Source records:

════════════════

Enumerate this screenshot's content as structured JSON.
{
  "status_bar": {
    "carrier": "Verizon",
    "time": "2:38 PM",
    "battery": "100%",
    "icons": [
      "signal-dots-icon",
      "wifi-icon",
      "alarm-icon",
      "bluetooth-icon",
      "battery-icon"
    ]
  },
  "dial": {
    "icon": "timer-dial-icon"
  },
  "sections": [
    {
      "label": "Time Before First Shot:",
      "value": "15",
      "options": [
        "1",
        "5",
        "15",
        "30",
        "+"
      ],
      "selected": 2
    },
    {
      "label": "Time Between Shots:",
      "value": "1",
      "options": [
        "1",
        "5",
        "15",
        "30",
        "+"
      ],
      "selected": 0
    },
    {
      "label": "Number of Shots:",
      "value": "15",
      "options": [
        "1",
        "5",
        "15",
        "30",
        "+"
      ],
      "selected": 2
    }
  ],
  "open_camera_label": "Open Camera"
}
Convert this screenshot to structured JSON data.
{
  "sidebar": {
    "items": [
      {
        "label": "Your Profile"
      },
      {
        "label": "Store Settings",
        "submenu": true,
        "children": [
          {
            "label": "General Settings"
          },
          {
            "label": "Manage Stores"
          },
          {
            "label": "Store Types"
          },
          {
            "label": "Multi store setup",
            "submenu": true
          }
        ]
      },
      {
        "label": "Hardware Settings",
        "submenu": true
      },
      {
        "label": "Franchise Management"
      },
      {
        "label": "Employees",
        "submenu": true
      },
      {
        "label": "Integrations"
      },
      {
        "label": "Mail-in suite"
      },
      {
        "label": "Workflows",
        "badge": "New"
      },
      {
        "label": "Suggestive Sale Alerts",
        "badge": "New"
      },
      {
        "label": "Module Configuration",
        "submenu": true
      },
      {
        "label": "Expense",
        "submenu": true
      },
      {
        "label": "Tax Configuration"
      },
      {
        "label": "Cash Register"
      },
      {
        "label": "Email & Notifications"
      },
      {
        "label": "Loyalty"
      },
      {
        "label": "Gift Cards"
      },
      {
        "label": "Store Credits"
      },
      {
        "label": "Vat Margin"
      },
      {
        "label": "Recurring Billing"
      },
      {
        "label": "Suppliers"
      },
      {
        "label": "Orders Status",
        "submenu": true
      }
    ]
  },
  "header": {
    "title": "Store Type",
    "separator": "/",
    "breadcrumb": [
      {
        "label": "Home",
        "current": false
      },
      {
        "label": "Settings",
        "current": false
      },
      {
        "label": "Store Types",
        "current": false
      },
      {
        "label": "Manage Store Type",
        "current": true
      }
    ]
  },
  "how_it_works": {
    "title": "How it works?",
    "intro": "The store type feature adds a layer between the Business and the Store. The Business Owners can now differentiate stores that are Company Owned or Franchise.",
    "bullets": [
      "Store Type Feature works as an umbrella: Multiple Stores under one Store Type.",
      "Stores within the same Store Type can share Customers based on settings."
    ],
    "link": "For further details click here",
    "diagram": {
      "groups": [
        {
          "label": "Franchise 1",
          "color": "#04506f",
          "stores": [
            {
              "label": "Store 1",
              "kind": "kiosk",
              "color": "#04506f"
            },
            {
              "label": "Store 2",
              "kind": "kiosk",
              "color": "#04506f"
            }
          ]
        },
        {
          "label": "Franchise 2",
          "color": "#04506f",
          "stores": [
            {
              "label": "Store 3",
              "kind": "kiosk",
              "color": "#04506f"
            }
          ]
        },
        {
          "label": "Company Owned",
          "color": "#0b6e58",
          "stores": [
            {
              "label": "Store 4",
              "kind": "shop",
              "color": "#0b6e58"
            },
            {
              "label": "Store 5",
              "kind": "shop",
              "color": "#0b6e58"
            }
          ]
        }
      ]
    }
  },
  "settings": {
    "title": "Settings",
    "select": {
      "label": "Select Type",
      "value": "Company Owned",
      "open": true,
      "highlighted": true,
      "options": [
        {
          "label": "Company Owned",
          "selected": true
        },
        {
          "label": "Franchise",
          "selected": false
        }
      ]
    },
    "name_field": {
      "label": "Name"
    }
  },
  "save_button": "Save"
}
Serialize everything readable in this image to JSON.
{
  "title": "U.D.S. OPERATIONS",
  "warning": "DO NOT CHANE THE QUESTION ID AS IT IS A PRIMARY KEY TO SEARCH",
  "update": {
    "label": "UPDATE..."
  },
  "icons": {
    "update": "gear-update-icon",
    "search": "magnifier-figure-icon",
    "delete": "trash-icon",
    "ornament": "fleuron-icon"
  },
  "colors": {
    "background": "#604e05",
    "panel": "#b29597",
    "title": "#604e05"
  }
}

════════════════

**EXERCISE INSTRUCTIONS**
From the material above, copy each line that includes the word "Shots".

**EXERCISE RESULT**
      "label": "Time Between Shots:",
      "label": "Number of Shots:",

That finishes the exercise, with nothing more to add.